[Begin RECORDED INFORMATION]

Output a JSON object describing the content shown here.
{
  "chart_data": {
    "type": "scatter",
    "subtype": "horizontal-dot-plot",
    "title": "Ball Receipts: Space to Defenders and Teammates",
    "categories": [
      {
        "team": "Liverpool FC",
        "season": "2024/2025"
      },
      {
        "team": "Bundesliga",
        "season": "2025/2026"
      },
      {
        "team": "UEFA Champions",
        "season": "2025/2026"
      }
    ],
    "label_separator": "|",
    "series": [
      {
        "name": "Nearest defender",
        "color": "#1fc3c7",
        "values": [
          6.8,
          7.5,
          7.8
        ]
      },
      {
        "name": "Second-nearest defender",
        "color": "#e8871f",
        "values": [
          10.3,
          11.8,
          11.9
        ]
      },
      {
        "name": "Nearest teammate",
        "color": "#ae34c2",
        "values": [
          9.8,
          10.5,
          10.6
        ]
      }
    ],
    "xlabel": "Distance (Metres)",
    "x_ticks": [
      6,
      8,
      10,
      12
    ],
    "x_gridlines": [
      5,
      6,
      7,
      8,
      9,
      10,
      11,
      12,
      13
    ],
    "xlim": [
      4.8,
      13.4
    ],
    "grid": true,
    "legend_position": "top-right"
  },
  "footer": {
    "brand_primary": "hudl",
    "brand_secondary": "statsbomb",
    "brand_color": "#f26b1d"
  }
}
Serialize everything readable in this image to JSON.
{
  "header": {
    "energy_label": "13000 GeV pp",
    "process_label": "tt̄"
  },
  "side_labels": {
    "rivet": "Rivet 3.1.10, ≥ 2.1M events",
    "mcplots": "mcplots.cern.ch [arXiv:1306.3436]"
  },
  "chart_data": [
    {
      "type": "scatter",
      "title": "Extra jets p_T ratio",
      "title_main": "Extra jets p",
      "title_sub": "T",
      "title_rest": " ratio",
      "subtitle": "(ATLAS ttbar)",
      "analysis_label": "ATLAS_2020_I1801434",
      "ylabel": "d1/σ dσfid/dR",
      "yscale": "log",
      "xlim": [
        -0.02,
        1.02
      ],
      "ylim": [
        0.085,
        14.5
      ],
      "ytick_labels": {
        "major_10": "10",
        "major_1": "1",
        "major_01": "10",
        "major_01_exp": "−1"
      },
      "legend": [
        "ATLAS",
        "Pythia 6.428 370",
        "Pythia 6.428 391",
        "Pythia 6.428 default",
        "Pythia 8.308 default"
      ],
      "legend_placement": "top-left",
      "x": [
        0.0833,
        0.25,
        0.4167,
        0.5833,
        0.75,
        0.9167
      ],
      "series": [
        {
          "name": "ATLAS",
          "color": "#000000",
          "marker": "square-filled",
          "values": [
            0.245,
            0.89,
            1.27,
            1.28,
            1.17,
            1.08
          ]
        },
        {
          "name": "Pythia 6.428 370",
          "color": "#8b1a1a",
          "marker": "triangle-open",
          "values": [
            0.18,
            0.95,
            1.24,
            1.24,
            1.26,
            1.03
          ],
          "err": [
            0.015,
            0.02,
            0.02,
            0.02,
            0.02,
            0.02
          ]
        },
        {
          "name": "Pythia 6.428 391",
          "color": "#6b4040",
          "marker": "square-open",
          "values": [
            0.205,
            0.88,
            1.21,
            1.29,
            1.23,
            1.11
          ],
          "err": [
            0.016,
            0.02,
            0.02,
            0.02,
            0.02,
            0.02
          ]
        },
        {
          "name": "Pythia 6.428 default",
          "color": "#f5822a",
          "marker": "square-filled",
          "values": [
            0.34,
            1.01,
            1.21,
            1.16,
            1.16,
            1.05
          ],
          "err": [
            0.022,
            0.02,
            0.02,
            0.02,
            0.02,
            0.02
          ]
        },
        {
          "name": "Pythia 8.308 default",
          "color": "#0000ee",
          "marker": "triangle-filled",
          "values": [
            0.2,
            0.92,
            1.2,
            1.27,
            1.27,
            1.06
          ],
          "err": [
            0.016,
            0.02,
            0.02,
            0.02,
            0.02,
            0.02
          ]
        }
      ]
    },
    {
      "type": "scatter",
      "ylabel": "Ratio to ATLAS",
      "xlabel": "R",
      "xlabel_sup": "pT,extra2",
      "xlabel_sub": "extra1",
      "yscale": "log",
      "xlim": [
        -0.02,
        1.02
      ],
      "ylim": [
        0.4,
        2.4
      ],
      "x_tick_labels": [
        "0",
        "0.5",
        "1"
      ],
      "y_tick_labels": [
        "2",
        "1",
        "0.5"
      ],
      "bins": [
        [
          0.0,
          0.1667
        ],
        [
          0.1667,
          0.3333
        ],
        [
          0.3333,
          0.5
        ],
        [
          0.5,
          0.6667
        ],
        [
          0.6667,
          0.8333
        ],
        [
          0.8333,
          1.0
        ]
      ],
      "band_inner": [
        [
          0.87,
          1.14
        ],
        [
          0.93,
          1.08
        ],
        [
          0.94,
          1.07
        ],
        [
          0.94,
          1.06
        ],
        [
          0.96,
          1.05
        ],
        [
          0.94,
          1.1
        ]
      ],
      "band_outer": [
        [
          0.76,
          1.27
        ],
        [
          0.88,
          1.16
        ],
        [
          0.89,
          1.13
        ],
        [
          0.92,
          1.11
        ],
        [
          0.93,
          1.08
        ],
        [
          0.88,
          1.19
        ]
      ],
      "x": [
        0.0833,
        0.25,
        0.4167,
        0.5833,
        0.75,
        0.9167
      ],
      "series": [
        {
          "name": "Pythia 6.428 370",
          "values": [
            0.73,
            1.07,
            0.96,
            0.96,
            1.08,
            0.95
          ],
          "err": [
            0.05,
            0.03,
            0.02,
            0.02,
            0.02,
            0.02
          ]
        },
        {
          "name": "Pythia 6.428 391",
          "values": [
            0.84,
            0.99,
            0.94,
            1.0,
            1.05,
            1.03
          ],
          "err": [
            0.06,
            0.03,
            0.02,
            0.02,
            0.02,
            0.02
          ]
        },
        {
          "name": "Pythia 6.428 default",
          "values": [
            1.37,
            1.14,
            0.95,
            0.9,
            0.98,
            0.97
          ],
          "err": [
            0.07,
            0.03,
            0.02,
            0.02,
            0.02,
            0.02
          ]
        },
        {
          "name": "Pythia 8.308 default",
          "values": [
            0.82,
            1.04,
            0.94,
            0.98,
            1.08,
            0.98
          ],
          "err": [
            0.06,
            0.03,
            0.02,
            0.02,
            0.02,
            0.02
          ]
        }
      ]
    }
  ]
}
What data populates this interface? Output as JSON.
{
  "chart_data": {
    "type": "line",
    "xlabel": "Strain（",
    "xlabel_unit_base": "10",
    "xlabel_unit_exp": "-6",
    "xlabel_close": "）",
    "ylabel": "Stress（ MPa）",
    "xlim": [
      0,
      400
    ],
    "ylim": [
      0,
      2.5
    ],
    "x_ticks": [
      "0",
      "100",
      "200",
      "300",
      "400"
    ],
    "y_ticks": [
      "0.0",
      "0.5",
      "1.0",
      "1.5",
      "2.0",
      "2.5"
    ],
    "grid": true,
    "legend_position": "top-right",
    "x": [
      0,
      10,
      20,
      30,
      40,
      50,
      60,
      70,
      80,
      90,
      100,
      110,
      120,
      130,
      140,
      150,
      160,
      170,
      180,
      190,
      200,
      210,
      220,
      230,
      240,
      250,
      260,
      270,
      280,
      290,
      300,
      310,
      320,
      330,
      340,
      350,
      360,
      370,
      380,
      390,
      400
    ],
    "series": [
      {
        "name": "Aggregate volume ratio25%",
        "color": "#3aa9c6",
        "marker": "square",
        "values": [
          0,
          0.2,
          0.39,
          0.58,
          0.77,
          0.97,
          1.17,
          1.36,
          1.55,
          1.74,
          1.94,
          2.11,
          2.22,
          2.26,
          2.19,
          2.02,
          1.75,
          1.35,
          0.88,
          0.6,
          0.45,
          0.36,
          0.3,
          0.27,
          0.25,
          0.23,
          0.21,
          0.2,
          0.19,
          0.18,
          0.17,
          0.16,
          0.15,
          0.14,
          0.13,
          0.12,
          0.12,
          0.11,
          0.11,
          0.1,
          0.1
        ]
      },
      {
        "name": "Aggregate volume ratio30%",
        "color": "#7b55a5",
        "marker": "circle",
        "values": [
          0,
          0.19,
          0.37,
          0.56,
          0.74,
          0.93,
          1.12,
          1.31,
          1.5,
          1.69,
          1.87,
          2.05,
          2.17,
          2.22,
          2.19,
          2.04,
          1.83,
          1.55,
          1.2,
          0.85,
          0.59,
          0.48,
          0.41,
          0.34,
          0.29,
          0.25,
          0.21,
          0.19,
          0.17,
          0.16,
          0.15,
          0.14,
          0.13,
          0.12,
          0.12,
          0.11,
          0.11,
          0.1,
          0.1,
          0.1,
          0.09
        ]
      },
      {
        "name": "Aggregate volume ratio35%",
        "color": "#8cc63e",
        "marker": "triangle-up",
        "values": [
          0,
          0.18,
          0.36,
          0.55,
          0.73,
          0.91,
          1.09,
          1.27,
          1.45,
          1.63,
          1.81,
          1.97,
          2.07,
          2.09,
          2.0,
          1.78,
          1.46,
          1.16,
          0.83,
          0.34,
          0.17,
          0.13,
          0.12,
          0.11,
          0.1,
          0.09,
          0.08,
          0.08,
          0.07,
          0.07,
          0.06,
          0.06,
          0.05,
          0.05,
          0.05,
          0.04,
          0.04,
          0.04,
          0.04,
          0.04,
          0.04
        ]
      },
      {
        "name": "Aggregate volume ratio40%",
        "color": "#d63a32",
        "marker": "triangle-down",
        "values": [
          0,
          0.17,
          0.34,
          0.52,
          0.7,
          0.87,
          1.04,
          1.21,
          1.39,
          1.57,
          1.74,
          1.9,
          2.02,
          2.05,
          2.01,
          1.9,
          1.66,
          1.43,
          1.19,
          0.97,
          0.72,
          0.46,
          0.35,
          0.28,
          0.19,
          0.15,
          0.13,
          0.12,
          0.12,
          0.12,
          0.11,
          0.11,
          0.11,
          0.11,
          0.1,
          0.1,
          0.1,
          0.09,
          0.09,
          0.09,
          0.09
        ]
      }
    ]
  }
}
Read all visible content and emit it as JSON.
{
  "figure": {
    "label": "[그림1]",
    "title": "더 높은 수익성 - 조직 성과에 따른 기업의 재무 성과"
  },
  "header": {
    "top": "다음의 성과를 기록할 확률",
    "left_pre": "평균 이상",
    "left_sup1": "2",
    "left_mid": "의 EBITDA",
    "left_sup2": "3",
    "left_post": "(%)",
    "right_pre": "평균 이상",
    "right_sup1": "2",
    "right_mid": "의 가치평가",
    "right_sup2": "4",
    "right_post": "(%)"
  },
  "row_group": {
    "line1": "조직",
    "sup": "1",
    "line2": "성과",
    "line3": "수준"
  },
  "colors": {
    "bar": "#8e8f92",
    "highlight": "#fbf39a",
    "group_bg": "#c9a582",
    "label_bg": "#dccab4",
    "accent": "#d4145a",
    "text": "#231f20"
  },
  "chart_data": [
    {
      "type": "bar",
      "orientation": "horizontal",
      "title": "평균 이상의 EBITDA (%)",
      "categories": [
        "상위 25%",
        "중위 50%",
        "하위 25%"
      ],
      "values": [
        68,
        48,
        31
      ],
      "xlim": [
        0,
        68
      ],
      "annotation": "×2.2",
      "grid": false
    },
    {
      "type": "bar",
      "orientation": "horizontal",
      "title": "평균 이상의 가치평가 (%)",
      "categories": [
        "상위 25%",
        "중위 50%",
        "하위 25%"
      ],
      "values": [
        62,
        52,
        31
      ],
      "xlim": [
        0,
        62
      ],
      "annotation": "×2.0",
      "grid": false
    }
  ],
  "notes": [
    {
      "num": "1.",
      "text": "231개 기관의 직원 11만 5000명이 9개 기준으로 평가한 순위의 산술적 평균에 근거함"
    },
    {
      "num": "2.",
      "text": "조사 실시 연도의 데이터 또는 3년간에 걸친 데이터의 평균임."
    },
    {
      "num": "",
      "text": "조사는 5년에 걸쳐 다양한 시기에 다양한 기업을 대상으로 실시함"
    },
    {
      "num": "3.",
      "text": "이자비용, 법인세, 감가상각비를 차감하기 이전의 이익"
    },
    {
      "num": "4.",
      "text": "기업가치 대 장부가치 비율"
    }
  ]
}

[End RECORDED INFORMATION]

▸ **THE TASK**
Where a line above contains the word "Output", copy that line.

▸ **RESULT OF THIS TASK**
Output a JSON object describing the content shown here.
What data populates this interface? Output as JSON.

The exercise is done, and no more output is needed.